-- START --

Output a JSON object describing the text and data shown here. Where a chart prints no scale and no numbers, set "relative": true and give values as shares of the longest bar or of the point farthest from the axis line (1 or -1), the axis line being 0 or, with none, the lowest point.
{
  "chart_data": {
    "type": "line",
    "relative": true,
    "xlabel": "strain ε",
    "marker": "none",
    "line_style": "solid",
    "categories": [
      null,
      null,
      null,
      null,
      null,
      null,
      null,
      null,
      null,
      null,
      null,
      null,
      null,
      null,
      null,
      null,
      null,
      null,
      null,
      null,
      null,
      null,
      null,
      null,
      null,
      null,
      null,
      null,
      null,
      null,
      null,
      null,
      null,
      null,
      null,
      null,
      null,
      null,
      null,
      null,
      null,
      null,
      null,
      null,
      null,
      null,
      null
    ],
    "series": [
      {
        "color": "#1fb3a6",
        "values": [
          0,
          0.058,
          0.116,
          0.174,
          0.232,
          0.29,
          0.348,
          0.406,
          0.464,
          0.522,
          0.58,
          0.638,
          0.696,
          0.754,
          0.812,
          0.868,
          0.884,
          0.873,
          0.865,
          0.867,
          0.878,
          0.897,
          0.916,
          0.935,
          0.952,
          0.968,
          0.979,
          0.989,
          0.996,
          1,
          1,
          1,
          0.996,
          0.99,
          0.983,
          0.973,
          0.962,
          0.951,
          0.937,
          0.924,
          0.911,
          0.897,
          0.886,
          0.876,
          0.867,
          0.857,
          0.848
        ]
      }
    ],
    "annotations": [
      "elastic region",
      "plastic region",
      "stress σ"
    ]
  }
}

-- END --

Requirement: Every entry should be printed again exactly as written.

Output for this task:
Output a JSON object describing the text and data shown here. Where a chart prints no scale and no numbers, set "relative": true and give values as shares of the longest bar or of the point farthest from the axis line (1 or -1), the axis line being 0 or, with none, the lowest point.
{
  "chart_data": {
    "type": "line",
    "relative": true,
    "xlabel": "strain ε",
    "marker": "none",
    "line_style": "solid",
    "categories": [
      null,
      null,
      null,
      null,
      null,
      null,
      null,
      null,
      null,
      null,
      null,
      null,
      null,
      null,
      null,
      null,
      null,
      null,
      null,
      null,
      null,
      null,
      null,
      null,
      null,
      null,
      null,
      null,
      null,
      null,
      null,
      null,
      null,
      null,
      null,
      null,
      null,
      null,
      null,
      null,
      null,
      null,
      null,
      null,
      null,
      null,
      null
    ],
    "series": [
      {
        "color": "#1fb3a6",
        "values": [
          0,
          0.058,
          0.116,
          0.174,
          0.232,
          0.29,
          0.348,
          0.406,
          0.464,
          0.522,
          0.58,
          0.638,
          0.696,
          0.754,
          0.812,
          0.868,
          0.884,
          0.873,
          0.865,
          0.867,
          0.878,
          0.897,
          0.916,
          0.935,
          0.952,
          0.968,
          0.979,
          0.989,
          0.996,
          1,
          1,
          1,
          0.996,
          0.99,
          0.983,
          0.973,
          0.962,
          0.951,
          0.937,
          0.924,
          0.911,
          0.897,
          0.886,
          0.876,
          0.867,
          0.857,
          0.848
        ]
      }
    ],
    "annotations": [
      "elastic region",
      "plastic region",
      "stress σ"
    ]
  }
}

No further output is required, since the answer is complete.